• _Saved data entries_:
<<<<
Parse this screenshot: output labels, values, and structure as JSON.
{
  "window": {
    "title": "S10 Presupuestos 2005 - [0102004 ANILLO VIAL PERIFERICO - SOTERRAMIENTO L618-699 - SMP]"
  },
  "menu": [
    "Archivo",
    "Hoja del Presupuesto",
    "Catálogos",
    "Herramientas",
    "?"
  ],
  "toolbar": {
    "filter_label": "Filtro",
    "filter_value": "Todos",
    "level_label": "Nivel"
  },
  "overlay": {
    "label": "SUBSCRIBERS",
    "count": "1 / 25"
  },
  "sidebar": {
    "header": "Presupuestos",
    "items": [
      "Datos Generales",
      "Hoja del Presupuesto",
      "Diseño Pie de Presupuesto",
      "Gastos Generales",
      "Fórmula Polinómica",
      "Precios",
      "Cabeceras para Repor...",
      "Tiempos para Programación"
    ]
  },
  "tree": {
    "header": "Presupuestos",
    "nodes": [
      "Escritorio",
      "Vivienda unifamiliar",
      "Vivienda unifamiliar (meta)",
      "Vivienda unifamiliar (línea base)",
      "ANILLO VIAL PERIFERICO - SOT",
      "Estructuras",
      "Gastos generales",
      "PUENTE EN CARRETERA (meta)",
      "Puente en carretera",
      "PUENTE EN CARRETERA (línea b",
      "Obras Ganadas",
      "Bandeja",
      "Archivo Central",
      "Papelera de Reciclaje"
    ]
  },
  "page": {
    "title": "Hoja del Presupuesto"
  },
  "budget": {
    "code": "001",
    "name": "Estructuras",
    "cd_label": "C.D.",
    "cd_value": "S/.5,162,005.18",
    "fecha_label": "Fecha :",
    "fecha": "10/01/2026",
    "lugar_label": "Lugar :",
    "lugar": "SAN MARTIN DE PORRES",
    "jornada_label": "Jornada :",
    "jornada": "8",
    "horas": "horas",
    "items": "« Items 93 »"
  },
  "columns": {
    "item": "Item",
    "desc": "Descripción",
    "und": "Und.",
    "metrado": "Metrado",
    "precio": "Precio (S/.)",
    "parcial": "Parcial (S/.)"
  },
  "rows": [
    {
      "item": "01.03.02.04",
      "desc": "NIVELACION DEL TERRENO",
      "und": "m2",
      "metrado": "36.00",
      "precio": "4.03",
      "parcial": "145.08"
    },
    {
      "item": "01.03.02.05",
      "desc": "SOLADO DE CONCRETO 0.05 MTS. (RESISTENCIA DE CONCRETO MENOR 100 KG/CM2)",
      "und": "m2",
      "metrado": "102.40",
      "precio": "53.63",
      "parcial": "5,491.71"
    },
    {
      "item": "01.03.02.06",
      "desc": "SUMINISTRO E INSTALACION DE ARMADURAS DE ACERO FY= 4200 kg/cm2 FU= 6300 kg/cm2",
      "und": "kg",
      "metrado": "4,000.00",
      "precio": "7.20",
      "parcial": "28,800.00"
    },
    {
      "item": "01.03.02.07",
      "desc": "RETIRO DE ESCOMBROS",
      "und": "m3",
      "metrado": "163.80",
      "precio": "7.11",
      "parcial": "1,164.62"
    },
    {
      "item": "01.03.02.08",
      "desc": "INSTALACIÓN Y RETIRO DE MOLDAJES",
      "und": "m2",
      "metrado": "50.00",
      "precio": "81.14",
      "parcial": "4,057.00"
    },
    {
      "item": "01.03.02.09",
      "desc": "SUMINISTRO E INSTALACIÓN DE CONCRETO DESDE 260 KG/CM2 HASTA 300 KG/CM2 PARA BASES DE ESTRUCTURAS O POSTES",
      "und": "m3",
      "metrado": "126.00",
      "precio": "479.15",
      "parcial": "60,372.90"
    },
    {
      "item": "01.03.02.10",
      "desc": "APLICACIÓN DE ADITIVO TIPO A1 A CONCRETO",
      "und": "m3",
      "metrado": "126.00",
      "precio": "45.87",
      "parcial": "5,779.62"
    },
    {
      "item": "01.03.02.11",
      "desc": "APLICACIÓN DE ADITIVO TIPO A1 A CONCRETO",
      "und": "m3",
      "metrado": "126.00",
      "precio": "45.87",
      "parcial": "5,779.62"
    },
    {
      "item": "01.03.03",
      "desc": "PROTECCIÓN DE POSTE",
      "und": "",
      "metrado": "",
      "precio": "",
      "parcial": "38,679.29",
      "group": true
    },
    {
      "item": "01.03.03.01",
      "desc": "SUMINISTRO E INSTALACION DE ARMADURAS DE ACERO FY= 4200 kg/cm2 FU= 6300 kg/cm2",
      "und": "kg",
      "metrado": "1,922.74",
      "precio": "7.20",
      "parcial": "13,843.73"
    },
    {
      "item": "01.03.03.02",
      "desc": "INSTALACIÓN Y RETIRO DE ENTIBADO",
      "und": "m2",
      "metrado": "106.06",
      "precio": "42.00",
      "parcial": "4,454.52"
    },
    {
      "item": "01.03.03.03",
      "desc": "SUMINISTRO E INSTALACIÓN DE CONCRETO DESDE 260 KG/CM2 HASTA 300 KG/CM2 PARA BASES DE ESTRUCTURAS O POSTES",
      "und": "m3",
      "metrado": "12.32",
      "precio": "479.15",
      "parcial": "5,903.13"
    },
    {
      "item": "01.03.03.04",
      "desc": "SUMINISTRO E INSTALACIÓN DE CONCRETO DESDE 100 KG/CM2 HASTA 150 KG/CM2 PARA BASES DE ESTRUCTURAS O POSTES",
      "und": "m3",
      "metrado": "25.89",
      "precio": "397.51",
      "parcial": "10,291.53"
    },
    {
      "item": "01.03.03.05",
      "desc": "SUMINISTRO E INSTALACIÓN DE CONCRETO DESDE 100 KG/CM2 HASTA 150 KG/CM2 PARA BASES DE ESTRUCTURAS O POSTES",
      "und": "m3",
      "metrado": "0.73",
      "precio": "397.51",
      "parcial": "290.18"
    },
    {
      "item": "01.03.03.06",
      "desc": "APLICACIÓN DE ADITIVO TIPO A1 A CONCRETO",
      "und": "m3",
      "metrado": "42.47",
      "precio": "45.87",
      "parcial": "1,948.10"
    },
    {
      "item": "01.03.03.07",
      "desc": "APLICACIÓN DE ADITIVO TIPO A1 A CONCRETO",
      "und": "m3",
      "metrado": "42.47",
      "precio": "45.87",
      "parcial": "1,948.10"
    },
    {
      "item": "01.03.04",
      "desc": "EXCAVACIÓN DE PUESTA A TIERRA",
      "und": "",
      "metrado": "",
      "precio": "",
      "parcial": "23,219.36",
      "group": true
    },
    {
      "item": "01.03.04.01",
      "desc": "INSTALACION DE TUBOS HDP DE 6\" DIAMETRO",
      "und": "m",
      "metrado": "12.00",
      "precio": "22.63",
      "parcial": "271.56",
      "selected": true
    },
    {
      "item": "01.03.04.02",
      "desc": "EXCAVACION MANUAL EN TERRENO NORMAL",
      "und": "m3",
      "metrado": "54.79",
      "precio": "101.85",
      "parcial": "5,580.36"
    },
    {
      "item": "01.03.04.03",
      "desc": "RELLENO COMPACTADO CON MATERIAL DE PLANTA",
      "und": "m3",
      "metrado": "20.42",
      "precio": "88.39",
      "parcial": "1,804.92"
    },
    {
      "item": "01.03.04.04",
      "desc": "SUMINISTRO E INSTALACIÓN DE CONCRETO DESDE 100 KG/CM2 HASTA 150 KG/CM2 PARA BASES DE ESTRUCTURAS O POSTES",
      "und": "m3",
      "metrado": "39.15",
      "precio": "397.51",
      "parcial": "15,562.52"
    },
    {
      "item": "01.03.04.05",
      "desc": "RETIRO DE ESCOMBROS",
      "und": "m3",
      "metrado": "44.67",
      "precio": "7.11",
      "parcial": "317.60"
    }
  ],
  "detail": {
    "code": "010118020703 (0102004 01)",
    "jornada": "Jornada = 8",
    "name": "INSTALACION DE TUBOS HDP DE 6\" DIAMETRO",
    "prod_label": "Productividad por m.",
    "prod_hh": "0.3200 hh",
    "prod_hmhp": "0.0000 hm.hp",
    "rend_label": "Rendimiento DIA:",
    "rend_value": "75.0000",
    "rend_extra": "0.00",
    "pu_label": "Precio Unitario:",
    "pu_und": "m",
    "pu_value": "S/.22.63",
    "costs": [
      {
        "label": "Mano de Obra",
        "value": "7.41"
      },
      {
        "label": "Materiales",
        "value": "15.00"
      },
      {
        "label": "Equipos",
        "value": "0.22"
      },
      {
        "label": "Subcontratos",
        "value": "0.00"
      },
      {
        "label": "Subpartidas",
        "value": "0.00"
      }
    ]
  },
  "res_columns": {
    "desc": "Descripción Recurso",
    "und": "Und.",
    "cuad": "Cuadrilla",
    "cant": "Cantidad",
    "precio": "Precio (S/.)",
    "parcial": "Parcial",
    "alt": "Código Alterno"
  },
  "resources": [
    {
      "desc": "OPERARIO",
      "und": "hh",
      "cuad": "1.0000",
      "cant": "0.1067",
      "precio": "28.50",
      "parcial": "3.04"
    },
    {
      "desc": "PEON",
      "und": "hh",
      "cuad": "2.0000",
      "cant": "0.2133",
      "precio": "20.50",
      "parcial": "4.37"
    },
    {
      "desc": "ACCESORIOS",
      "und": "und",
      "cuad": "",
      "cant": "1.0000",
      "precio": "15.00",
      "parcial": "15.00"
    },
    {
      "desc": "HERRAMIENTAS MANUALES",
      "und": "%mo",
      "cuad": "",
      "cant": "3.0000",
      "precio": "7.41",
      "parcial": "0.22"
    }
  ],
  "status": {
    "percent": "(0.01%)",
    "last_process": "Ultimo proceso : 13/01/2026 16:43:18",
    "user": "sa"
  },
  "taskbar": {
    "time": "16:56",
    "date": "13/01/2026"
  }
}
>>>>
• _Exercise goal_: Report only how many lines of the listing hold the word "title".

• _Final result_: 2